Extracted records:
--- Start ---

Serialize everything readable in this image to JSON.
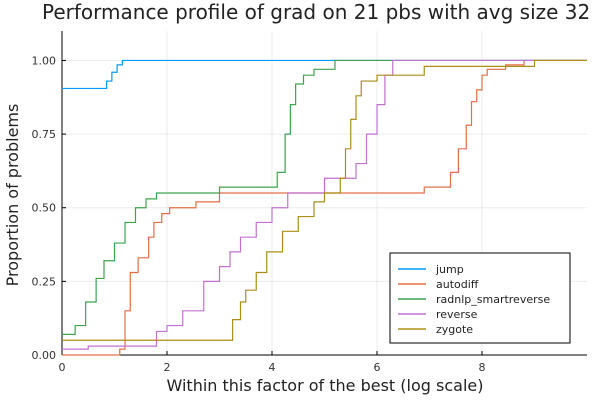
{
  "chart_data": {
    "type": "line",
    "title": "Performance profile of grad on 21 pbs with avg size 32",
    "xlabel": "Within this factor of the best (log scale)",
    "ylabel": "Proportion of problems",
    "xlim": [
      0,
      10
    ],
    "ylim": [
      0,
      1.1
    ],
    "x_ticks": [
      0,
      2,
      4,
      6,
      8
    ],
    "y_ticks": [
      0.0,
      0.25,
      0.5,
      0.75,
      1.0
    ],
    "x_tick_labels": [
      "0",
      "2",
      "4",
      "6",
      "8"
    ],
    "y_tick_labels": [
      "0.00",
      "0.25",
      "0.50",
      "0.75",
      "1.00"
    ],
    "grid": true,
    "legend_position": "bottom-right",
    "series": [
      {
        "name": "jump",
        "color": "#009AFA",
        "points": [
          [
            0,
            0.905
          ],
          [
            0.85,
            0.905
          ],
          [
            0.85,
            0.93
          ],
          [
            0.95,
            0.93
          ],
          [
            0.95,
            0.96
          ],
          [
            1.05,
            0.96
          ],
          [
            1.05,
            0.985
          ],
          [
            1.15,
            0.985
          ],
          [
            1.15,
            1.0
          ],
          [
            10,
            1.0
          ]
        ]
      },
      {
        "name": "autodiff",
        "color": "#E26F46",
        "points": [
          [
            0,
            0.0
          ],
          [
            1.1,
            0.0
          ],
          [
            1.1,
            0.02
          ],
          [
            1.2,
            0.02
          ],
          [
            1.2,
            0.15
          ],
          [
            1.3,
            0.15
          ],
          [
            1.3,
            0.28
          ],
          [
            1.45,
            0.28
          ],
          [
            1.45,
            0.33
          ],
          [
            1.65,
            0.33
          ],
          [
            1.65,
            0.4
          ],
          [
            1.75,
            0.4
          ],
          [
            1.75,
            0.45
          ],
          [
            1.9,
            0.45
          ],
          [
            1.9,
            0.48
          ],
          [
            2.05,
            0.48
          ],
          [
            2.05,
            0.5
          ],
          [
            2.55,
            0.5
          ],
          [
            2.55,
            0.52
          ],
          [
            3.0,
            0.52
          ],
          [
            3.0,
            0.55
          ],
          [
            6.9,
            0.55
          ],
          [
            6.9,
            0.57
          ],
          [
            7.4,
            0.57
          ],
          [
            7.4,
            0.62
          ],
          [
            7.55,
            0.62
          ],
          [
            7.55,
            0.7
          ],
          [
            7.7,
            0.7
          ],
          [
            7.7,
            0.78
          ],
          [
            7.8,
            0.78
          ],
          [
            7.8,
            0.86
          ],
          [
            7.9,
            0.86
          ],
          [
            7.9,
            0.9
          ],
          [
            8.0,
            0.9
          ],
          [
            8.0,
            0.95
          ],
          [
            8.1,
            0.95
          ],
          [
            8.1,
            0.97
          ],
          [
            8.45,
            0.97
          ],
          [
            8.45,
            0.985
          ],
          [
            8.8,
            0.985
          ],
          [
            8.8,
            1.0
          ],
          [
            10,
            1.0
          ]
        ]
      },
      {
        "name": "radnlp_smartreverse",
        "color": "#3DA44D",
        "points": [
          [
            0,
            0.07
          ],
          [
            0.25,
            0.07
          ],
          [
            0.25,
            0.1
          ],
          [
            0.45,
            0.1
          ],
          [
            0.45,
            0.18
          ],
          [
            0.65,
            0.18
          ],
          [
            0.65,
            0.26
          ],
          [
            0.8,
            0.26
          ],
          [
            0.8,
            0.32
          ],
          [
            1.0,
            0.32
          ],
          [
            1.0,
            0.38
          ],
          [
            1.2,
            0.38
          ],
          [
            1.2,
            0.45
          ],
          [
            1.4,
            0.45
          ],
          [
            1.4,
            0.5
          ],
          [
            1.6,
            0.5
          ],
          [
            1.6,
            0.53
          ],
          [
            1.8,
            0.53
          ],
          [
            1.8,
            0.55
          ],
          [
            3.0,
            0.55
          ],
          [
            3.0,
            0.57
          ],
          [
            4.1,
            0.57
          ],
          [
            4.1,
            0.62
          ],
          [
            4.25,
            0.62
          ],
          [
            4.25,
            0.75
          ],
          [
            4.35,
            0.75
          ],
          [
            4.35,
            0.85
          ],
          [
            4.45,
            0.85
          ],
          [
            4.45,
            0.92
          ],
          [
            4.6,
            0.92
          ],
          [
            4.6,
            0.95
          ],
          [
            4.8,
            0.95
          ],
          [
            4.8,
            0.97
          ],
          [
            5.2,
            0.97
          ],
          [
            5.2,
            1.0
          ],
          [
            10,
            1.0
          ]
        ]
      },
      {
        "name": "reverse",
        "color": "#C271D2",
        "points": [
          [
            0,
            0.02
          ],
          [
            0.5,
            0.02
          ],
          [
            0.5,
            0.03
          ],
          [
            1.8,
            0.03
          ],
          [
            1.8,
            0.08
          ],
          [
            2.0,
            0.08
          ],
          [
            2.0,
            0.1
          ],
          [
            2.3,
            0.1
          ],
          [
            2.3,
            0.15
          ],
          [
            2.7,
            0.15
          ],
          [
            2.7,
            0.25
          ],
          [
            3.0,
            0.25
          ],
          [
            3.0,
            0.3
          ],
          [
            3.2,
            0.3
          ],
          [
            3.2,
            0.35
          ],
          [
            3.4,
            0.35
          ],
          [
            3.4,
            0.4
          ],
          [
            3.7,
            0.4
          ],
          [
            3.7,
            0.45
          ],
          [
            4.0,
            0.45
          ],
          [
            4.0,
            0.5
          ],
          [
            4.3,
            0.5
          ],
          [
            4.3,
            0.55
          ],
          [
            5.0,
            0.55
          ],
          [
            5.0,
            0.6
          ],
          [
            5.6,
            0.6
          ],
          [
            5.6,
            0.65
          ],
          [
            5.8,
            0.65
          ],
          [
            5.8,
            0.75
          ],
          [
            6.0,
            0.75
          ],
          [
            6.0,
            0.85
          ],
          [
            6.15,
            0.85
          ],
          [
            6.15,
            0.95
          ],
          [
            6.3,
            0.95
          ],
          [
            6.3,
            1.0
          ],
          [
            10,
            1.0
          ]
        ]
      },
      {
        "name": "zygote",
        "color": "#AC8D18",
        "points": [
          [
            0,
            0.05
          ],
          [
            3.25,
            0.05
          ],
          [
            3.25,
            0.12
          ],
          [
            3.4,
            0.12
          ],
          [
            3.4,
            0.18
          ],
          [
            3.5,
            0.18
          ],
          [
            3.5,
            0.22
          ],
          [
            3.7,
            0.22
          ],
          [
            3.7,
            0.28
          ],
          [
            3.9,
            0.28
          ],
          [
            3.9,
            0.35
          ],
          [
            4.2,
            0.35
          ],
          [
            4.2,
            0.42
          ],
          [
            4.5,
            0.42
          ],
          [
            4.5,
            0.47
          ],
          [
            4.8,
            0.47
          ],
          [
            4.8,
            0.52
          ],
          [
            5.0,
            0.52
          ],
          [
            5.0,
            0.55
          ],
          [
            5.3,
            0.55
          ],
          [
            5.3,
            0.6
          ],
          [
            5.4,
            0.6
          ],
          [
            5.4,
            0.7
          ],
          [
            5.5,
            0.7
          ],
          [
            5.5,
            0.8
          ],
          [
            5.6,
            0.8
          ],
          [
            5.6,
            0.88
          ],
          [
            5.7,
            0.88
          ],
          [
            5.7,
            0.93
          ],
          [
            6.0,
            0.93
          ],
          [
            6.0,
            0.95
          ],
          [
            6.9,
            0.95
          ],
          [
            6.9,
            0.98
          ],
          [
            9.0,
            0.98
          ],
          [
            9.0,
            1.0
          ],
          [
            10,
            1.0
          ]
        ]
      }
    ]
  }
}
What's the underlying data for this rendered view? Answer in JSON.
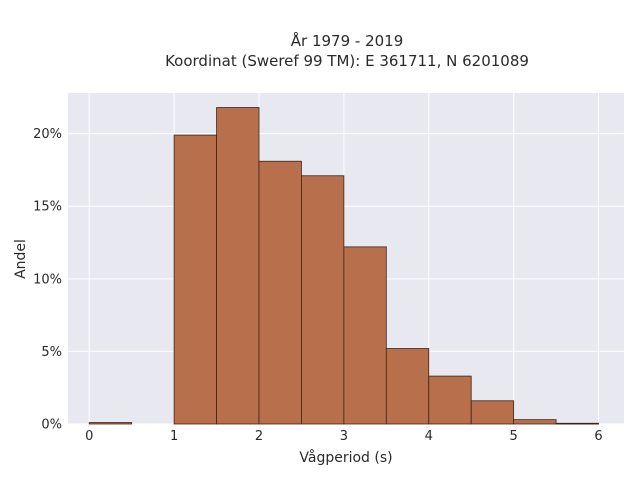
{
  "chart_data": {
    "type": "bar",
    "title_line1": "År 1979 - 2019",
    "title_line2": "Koordinat (Sweref 99 TM): E 361711, N 6201089",
    "xlabel": "Vågperiod (s)",
    "ylabel": "Andel",
    "xlim": [
      -0.25,
      6.3
    ],
    "ylim": [
      0,
      22.8
    ],
    "x_ticks": [
      0,
      1,
      2,
      3,
      4,
      5,
      6
    ],
    "x_tick_labels": [
      "0",
      "1",
      "2",
      "3",
      "4",
      "5",
      "6"
    ],
    "y_ticks": [
      0,
      5,
      10,
      15,
      20
    ],
    "y_tick_labels": [
      "0%",
      "5%",
      "10%",
      "15%",
      "20%"
    ],
    "grid": true,
    "bin_edges": [
      0,
      0.5,
      1.0,
      1.5,
      2.0,
      2.5,
      3.0,
      3.5,
      4.0,
      4.5,
      5.0,
      5.5,
      6.0
    ],
    "values": [
      0.1,
      0,
      19.9,
      21.8,
      18.1,
      17.1,
      12.2,
      5.2,
      3.3,
      1.6,
      0.3,
      0.05
    ],
    "colors": {
      "bar_fill": "#b86f4c",
      "bar_edge": "#3d2516",
      "plot_bg": "#e8e8f0",
      "grid": "#ffffff"
    }
  }
}
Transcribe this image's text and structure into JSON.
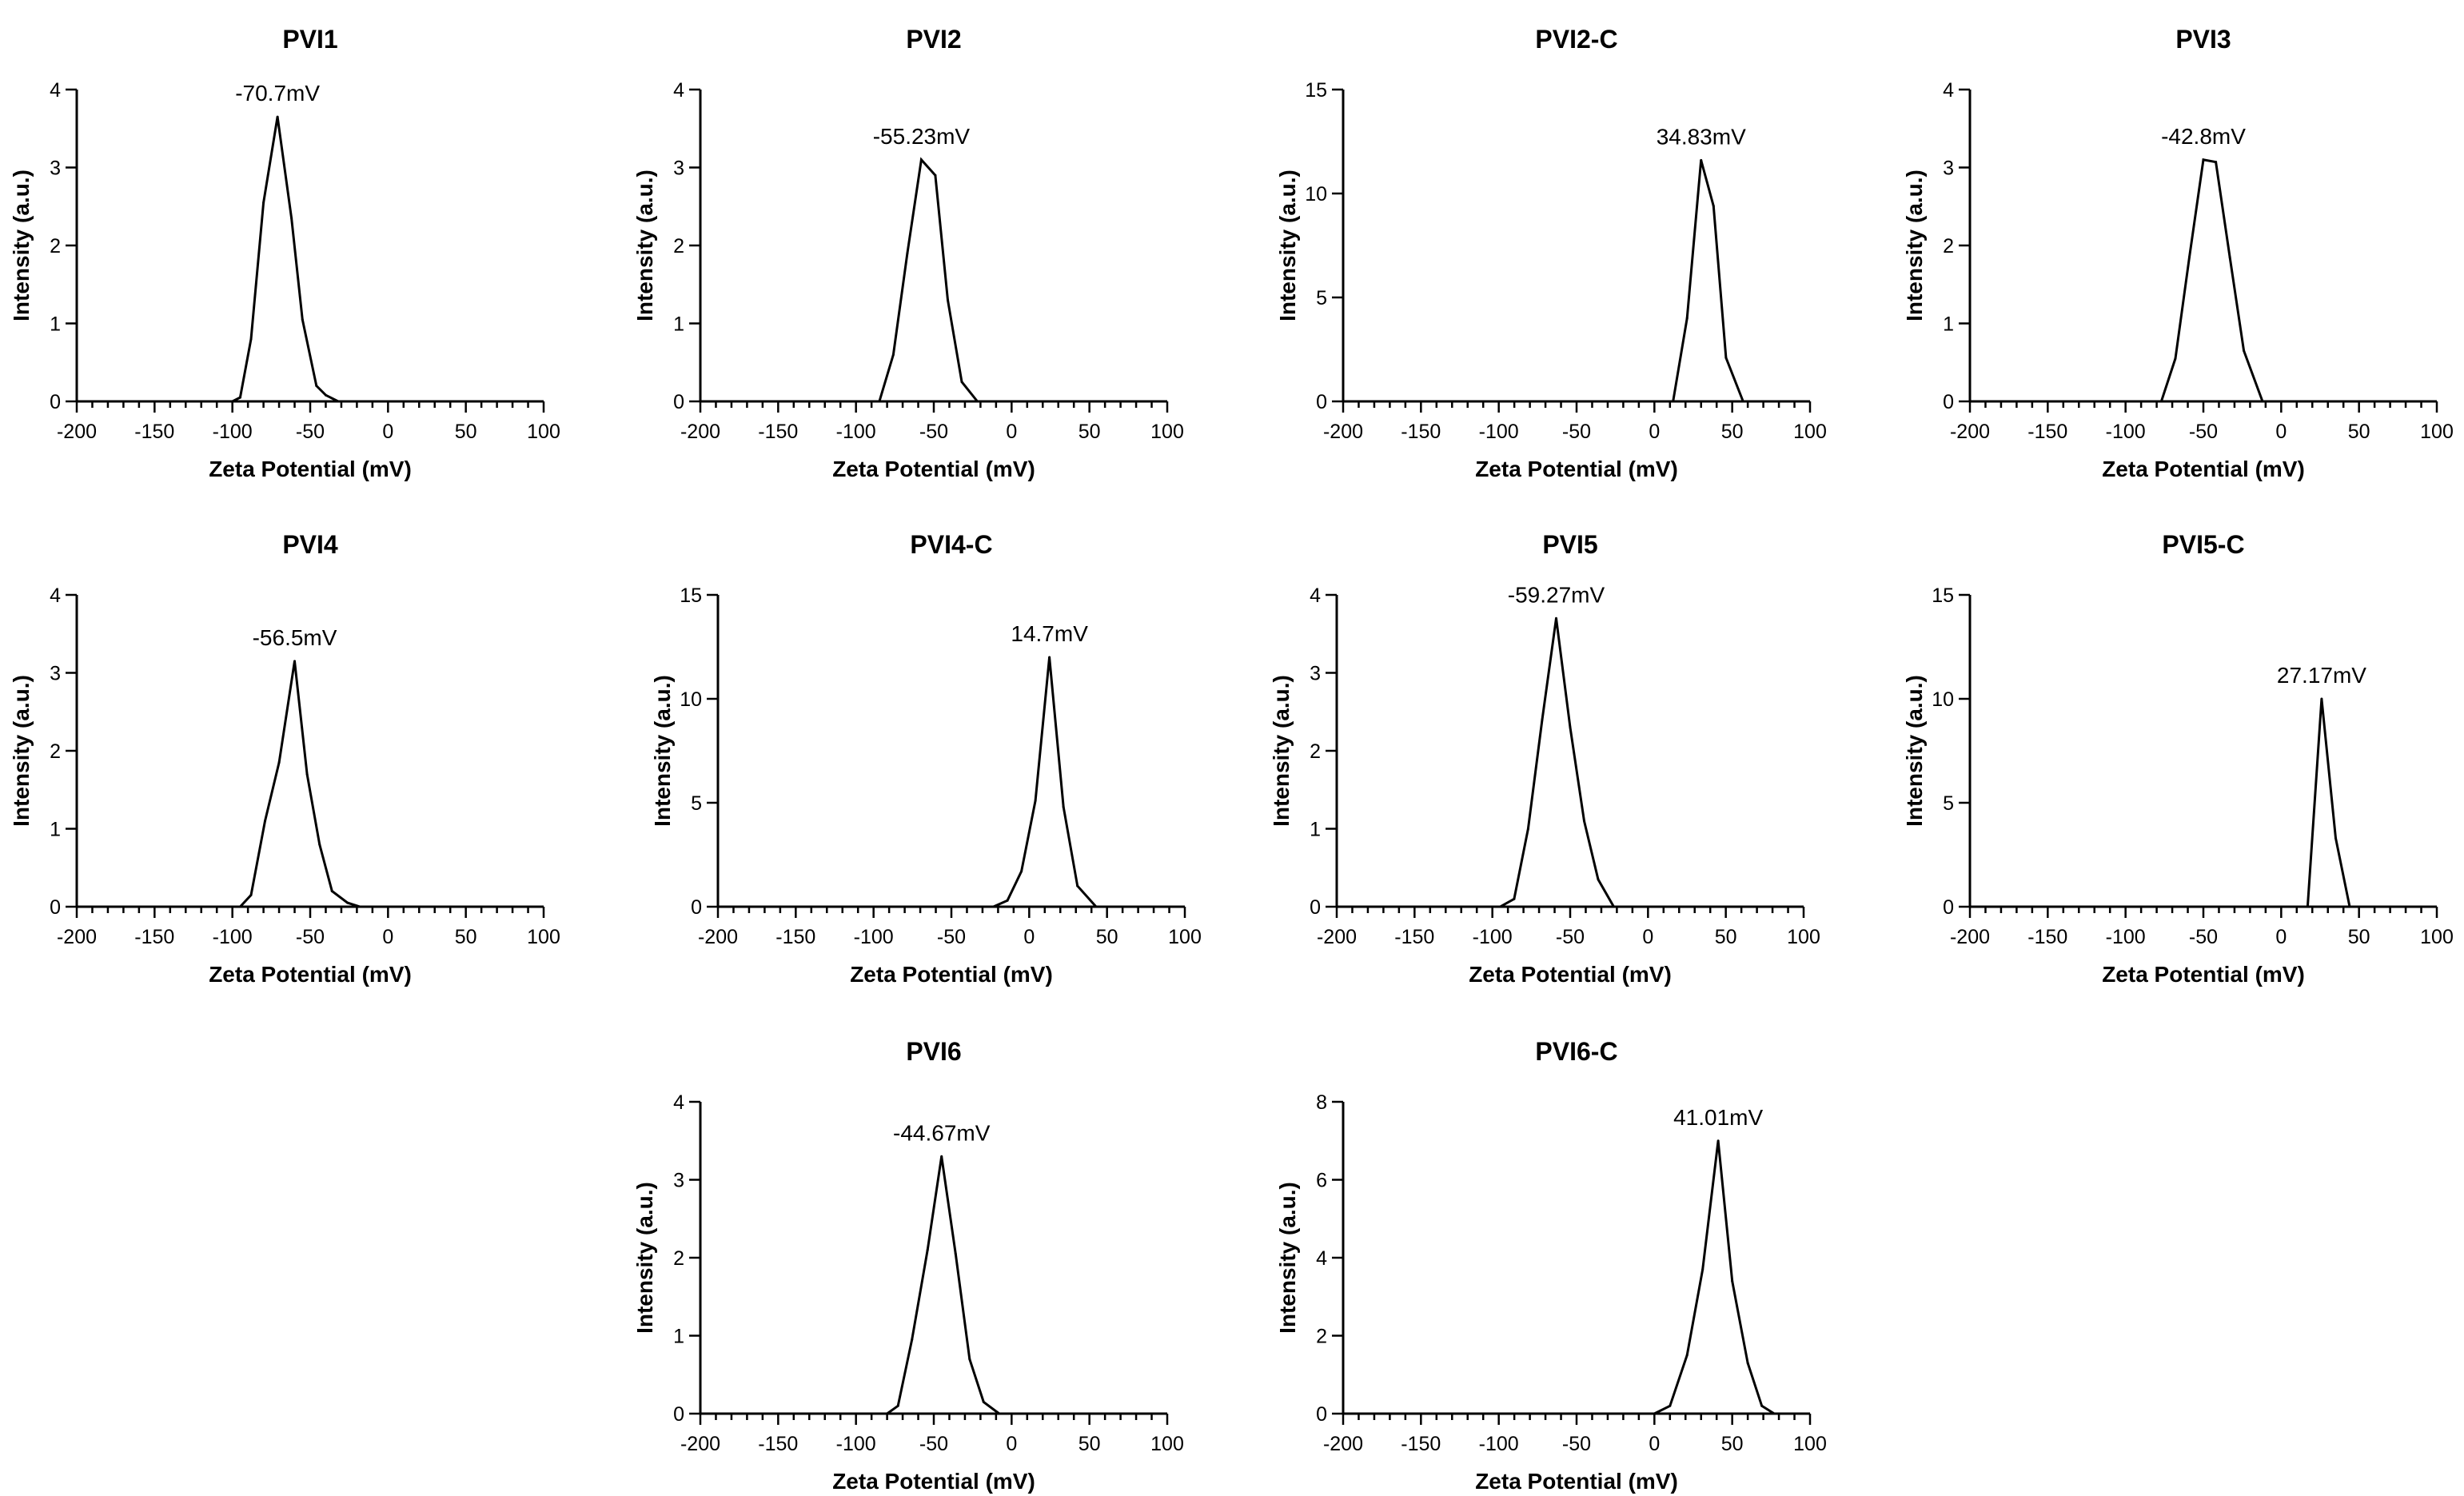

--- End ---

**REQUIREMENT**
Gather each line of the listing that holds the string "ylabel".

**RESPONSE BELOW**
    "ylabel": "Proportion of problems",
    "ylabel": "Andel",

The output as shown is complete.